- [WHAT NEEDS TO BE DONE]
Give the number of lines that include the word "соответствии", nothing more.

--- BEGIN EXTRACTED INFORMATION ---

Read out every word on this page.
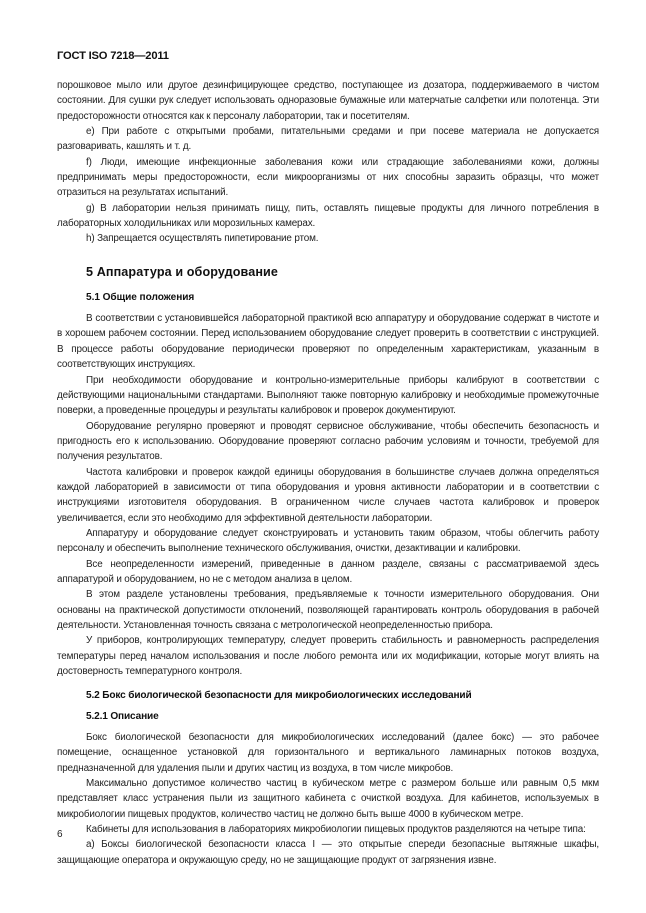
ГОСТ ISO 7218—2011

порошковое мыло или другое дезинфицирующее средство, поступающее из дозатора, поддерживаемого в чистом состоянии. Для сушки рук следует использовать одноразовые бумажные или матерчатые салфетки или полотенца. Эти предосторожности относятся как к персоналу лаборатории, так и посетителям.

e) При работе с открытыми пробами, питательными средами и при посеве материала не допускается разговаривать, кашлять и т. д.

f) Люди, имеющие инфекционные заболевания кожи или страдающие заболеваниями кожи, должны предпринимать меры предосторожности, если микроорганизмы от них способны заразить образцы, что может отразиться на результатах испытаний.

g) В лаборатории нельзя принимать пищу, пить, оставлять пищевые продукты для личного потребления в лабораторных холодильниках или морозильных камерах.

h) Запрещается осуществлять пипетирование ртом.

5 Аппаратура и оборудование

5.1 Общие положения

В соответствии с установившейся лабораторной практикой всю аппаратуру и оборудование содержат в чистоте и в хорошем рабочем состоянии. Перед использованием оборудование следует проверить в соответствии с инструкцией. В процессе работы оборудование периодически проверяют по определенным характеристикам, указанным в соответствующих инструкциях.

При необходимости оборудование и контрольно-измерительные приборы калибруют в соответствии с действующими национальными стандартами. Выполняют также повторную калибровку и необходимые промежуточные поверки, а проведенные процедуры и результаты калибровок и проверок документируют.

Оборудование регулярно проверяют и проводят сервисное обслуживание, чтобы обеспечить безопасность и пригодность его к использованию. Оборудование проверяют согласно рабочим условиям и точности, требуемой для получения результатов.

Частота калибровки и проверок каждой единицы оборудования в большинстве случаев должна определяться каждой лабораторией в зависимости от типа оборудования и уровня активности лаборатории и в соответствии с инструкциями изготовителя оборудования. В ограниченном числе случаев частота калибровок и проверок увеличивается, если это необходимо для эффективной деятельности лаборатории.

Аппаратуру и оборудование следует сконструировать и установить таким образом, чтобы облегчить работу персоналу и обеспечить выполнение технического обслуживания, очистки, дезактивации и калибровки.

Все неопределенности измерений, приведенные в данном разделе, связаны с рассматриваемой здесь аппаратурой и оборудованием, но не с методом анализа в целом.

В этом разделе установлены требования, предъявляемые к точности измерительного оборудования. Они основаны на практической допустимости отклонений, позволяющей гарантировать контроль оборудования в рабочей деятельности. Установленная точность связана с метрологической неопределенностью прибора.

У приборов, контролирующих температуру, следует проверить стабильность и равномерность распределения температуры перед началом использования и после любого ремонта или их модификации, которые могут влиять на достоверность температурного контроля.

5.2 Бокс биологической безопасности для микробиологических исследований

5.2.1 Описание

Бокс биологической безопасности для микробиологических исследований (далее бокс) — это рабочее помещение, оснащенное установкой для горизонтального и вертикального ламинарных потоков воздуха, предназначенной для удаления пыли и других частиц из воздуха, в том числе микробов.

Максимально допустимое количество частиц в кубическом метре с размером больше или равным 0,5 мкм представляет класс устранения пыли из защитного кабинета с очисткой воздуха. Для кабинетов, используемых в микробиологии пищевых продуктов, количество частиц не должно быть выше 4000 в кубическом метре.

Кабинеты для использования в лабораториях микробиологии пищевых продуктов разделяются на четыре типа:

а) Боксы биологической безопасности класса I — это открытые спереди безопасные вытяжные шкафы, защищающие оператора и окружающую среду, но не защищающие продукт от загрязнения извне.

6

--- END EXTRACTED INFORMATION ---
--- BEGIN EXTRACTED INFORMATION ---

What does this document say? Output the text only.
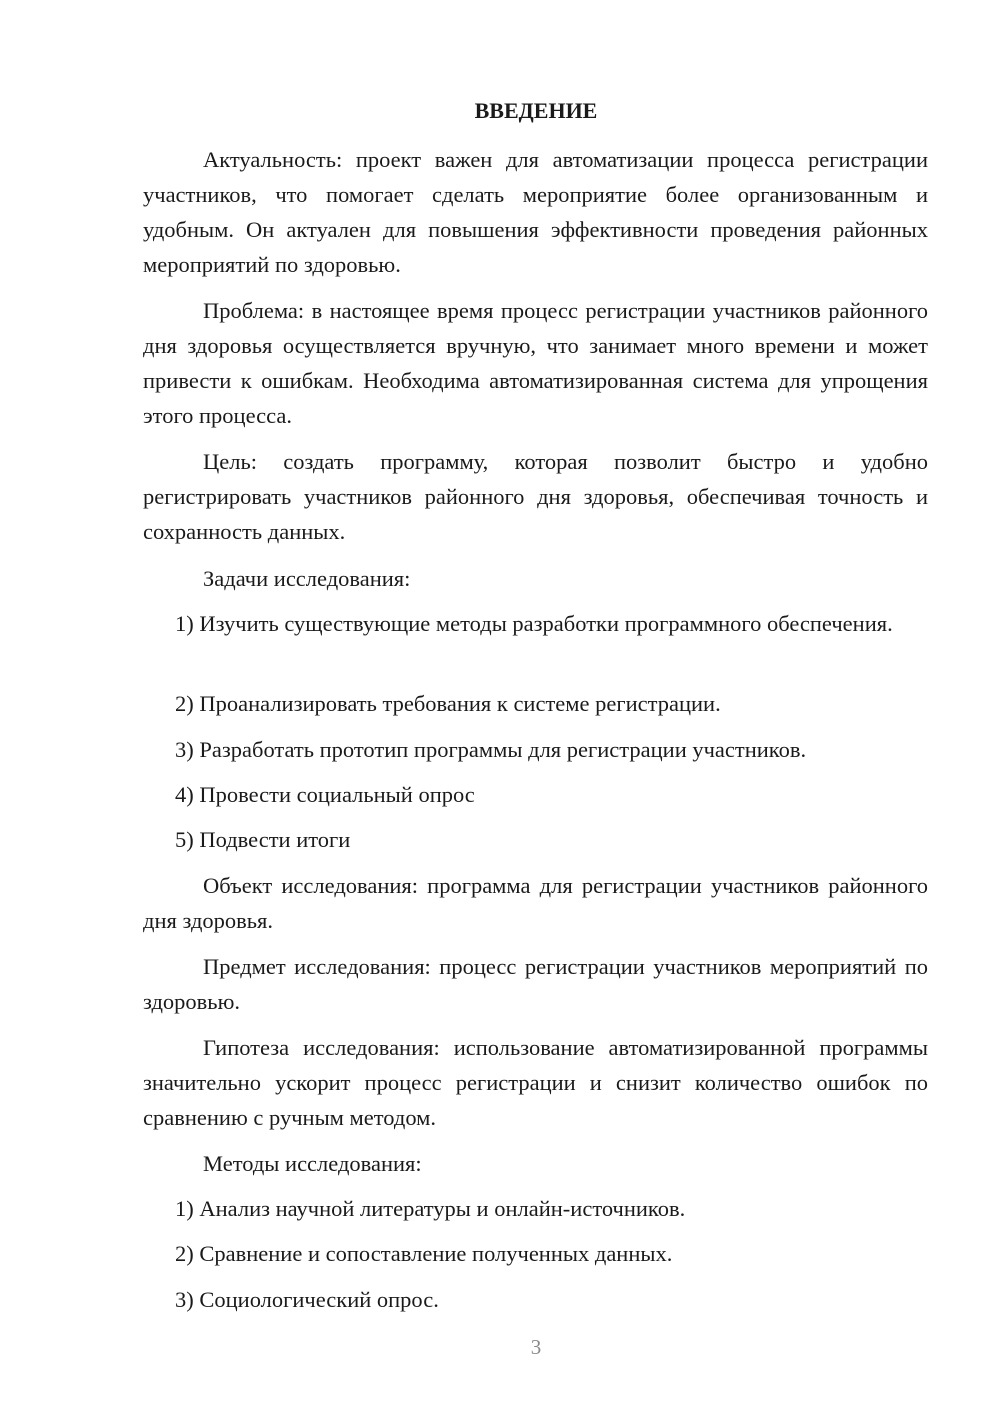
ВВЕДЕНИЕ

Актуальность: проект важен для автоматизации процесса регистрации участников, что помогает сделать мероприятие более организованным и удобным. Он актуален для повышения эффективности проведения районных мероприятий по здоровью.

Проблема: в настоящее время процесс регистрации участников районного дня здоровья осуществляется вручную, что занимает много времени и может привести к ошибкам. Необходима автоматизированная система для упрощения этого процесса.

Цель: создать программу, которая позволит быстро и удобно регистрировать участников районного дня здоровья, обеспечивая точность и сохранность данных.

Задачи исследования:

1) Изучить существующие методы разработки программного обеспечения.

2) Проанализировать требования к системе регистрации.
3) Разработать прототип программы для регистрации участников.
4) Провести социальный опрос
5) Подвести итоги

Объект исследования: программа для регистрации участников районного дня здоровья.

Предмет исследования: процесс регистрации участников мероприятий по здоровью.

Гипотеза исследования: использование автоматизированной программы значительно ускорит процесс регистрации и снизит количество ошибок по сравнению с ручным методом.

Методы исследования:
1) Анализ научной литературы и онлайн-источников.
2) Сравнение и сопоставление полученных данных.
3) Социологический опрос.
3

--- END EXTRACTED INFORMATION ---

- [RESULT]
3